◆ Stated problem: Go through the material and write it all out exactly, minus the pictures.

◆ Records for the task:
===============
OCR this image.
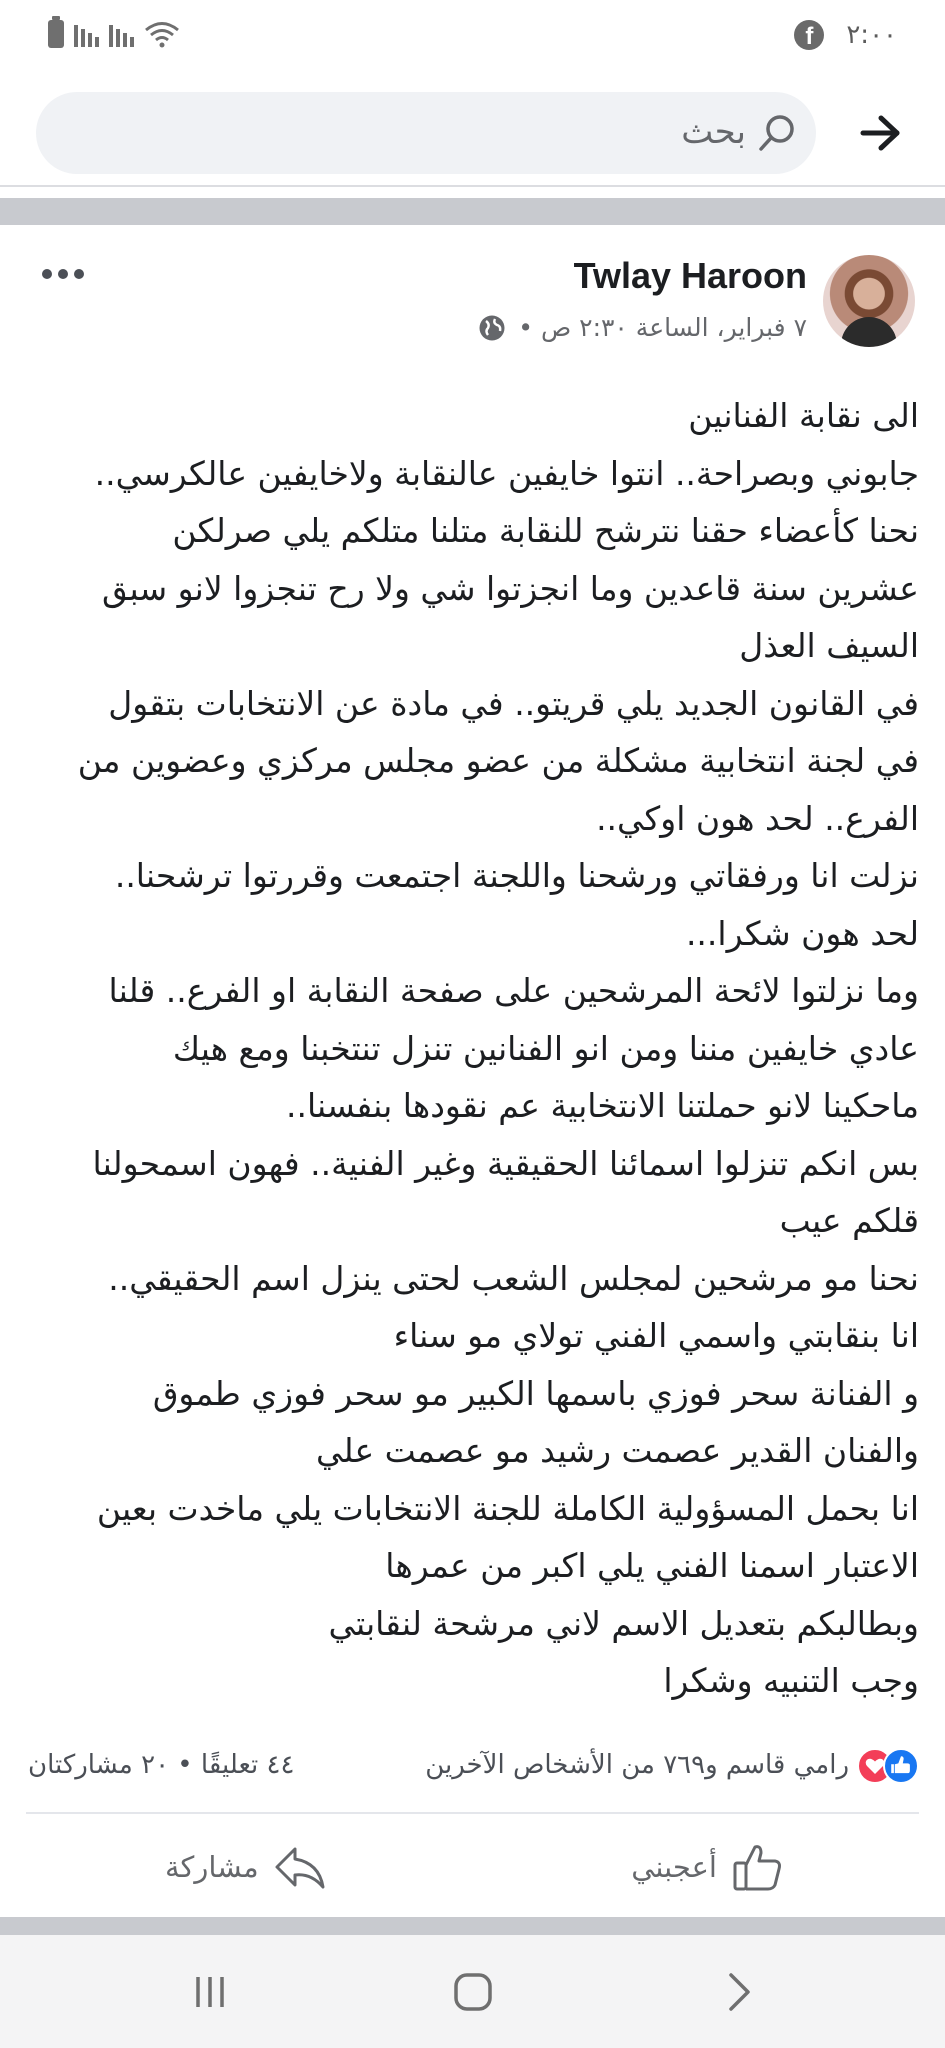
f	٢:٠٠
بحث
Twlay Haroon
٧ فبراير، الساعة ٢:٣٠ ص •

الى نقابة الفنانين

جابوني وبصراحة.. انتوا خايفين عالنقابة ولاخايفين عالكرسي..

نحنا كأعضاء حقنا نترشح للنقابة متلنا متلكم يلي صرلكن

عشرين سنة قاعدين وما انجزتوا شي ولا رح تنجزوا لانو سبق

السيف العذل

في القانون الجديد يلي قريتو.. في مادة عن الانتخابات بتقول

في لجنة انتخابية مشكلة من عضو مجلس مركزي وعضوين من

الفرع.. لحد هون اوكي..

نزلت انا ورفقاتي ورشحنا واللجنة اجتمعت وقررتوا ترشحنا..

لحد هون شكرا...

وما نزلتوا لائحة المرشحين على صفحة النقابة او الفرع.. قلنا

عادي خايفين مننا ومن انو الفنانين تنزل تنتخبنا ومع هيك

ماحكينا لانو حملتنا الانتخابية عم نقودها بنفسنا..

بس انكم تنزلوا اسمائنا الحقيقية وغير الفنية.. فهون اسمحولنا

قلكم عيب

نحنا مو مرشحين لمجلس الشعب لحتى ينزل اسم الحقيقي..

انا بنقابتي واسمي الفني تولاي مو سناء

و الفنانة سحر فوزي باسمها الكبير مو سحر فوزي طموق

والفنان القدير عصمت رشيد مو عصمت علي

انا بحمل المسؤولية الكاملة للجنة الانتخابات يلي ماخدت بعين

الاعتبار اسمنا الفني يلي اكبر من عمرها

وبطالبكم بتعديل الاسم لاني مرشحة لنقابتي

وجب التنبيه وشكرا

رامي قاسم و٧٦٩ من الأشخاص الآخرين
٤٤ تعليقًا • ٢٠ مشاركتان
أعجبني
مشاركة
===============
◆ Correct answer:
OCR this image.
f	٢:٠٠
بحث
Twlay Haroon
٧ فبراير، الساعة ٢:٣٠ ص •

الى نقابة الفنانين

جابوني وبصراحة.. انتوا خايفين عالنقابة ولاخايفين عالكرسي..

نحنا كأعضاء حقنا نترشح للنقابة متلنا متلكم يلي صرلكن

عشرين سنة قاعدين وما انجزتوا شي ولا رح تنجزوا لانو سبق

السيف العذل

في القانون الجديد يلي قريتو.. في مادة عن الانتخابات بتقول

في لجنة انتخابية مشكلة من عضو مجلس مركزي وعضوين من

الفرع.. لحد هون اوكي..

نزلت انا ورفقاتي ورشحنا واللجنة اجتمعت وقررتوا ترشحنا..

لحد هون شكرا...

وما نزلتوا لائحة المرشحين على صفحة النقابة او الفرع.. قلنا

عادي خايفين مننا ومن انو الفنانين تنزل تنتخبنا ومع هيك

ماحكينا لانو حملتنا الانتخابية عم نقودها بنفسنا..

بس انكم تنزلوا اسمائنا الحقيقية وغير الفنية.. فهون اسمحولنا

قلكم عيب

نحنا مو مرشحين لمجلس الشعب لحتى ينزل اسم الحقيقي..

انا بنقابتي واسمي الفني تولاي مو سناء

و الفنانة سحر فوزي باسمها الكبير مو سحر فوزي طموق

والفنان القدير عصمت رشيد مو عصمت علي

انا بحمل المسؤولية الكاملة للجنة الانتخابات يلي ماخدت بعين

الاعتبار اسمنا الفني يلي اكبر من عمرها

وبطالبكم بتعديل الاسم لاني مرشحة لنقابتي

وجب التنبيه وشكرا

رامي قاسم و٧٦٩ من الأشخاص الآخرين
٤٤ تعليقًا • ٢٠ مشاركتان
أعجبني
مشاركة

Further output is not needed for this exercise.